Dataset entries

**********

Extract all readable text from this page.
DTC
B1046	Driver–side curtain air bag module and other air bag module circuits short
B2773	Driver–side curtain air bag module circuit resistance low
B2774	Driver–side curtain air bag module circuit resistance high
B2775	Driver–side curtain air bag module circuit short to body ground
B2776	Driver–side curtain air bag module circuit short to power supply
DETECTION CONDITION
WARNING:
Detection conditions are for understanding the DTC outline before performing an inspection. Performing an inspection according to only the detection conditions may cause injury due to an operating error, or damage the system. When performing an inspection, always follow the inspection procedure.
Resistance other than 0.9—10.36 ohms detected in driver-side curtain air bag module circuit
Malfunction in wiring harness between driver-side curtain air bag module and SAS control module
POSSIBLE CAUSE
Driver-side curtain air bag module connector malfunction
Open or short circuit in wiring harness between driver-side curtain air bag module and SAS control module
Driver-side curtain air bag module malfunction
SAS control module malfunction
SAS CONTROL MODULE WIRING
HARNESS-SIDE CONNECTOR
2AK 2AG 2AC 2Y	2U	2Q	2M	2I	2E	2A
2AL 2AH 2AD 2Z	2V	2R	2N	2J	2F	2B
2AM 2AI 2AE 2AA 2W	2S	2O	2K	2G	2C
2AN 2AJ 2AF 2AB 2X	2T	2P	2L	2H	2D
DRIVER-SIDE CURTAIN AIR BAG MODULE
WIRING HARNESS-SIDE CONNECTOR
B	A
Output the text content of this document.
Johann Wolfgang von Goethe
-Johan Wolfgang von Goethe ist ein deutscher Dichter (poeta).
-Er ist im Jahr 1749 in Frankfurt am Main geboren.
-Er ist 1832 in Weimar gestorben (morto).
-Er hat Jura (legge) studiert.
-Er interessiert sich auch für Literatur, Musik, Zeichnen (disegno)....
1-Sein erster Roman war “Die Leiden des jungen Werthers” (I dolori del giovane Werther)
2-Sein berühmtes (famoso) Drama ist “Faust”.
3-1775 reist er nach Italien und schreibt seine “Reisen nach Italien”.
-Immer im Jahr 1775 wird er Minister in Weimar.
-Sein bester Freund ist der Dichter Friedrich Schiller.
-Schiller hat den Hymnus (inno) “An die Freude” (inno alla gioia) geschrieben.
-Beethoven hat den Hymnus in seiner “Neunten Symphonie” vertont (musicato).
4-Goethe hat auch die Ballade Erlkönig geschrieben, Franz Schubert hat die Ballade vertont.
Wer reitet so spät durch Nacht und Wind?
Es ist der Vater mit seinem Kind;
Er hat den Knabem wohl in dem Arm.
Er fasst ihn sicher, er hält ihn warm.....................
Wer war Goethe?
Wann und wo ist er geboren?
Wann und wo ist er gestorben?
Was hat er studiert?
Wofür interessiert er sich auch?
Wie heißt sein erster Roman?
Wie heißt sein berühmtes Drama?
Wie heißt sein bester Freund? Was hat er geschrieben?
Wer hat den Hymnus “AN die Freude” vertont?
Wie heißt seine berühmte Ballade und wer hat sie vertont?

**********

• Work to complete:
Copy out exactly the lines from the line with "Output the text content of this document." to the end of the listing, including both of those lines, and give nothing else.

• Response to this task:
Output the text content of this document.
Johann Wolfgang von Goethe
-Johan Wolfgang von Goethe ist ein deutscher Dichter (poeta).
-Er ist im Jahr 1749 in Frankfurt am Main geboren.
-Er ist 1832 in Weimar gestorben (morto).
-Er hat Jura (legge) studiert.
-Er interessiert sich auch für Literatur, Musik, Zeichnen (disegno)....
1-Sein erster Roman war “Die Leiden des jungen Werthers” (I dolori del giovane Werther)
2-Sein berühmtes (famoso) Drama ist “Faust”.
3-1775 reist er nach Italien und schreibt seine “Reisen nach Italien”.
-Immer im Jahr 1775 wird er Minister in Weimar.
-Sein bester Freund ist der Dichter Friedrich Schiller.
-Schiller hat den Hymnus (inno) “An die Freude” (inno alla gioia) geschrieben.
-Beethoven hat den Hymnus in seiner “Neunten Symphonie” vertont (musicato).
4-Goethe hat auch die Ballade Erlkönig geschrieben, Franz Schubert hat die Ballade vertont.
Wer reitet so spät durch Nacht und Wind?
Es ist der Vater mit seinem Kind;
Er hat den Knabem wohl in dem Arm.
Er fasst ihn sicher, er hält ihn warm.....................
Wer war Goethe?
Wann und wo ist er geboren?
Wann und wo ist er gestorben?
Was hat er studiert?
Wofür interessiert er sich auch?
Wie heißt sein erster Roman?
Wie heißt sein berühmtes Drama?
Wie heißt sein bester Freund? Was hat er geschrieben?
Wer hat den Hymnus “AN die Freude” vertont?
Wie heißt seine berühmte Ballade und wer hat sie vertont?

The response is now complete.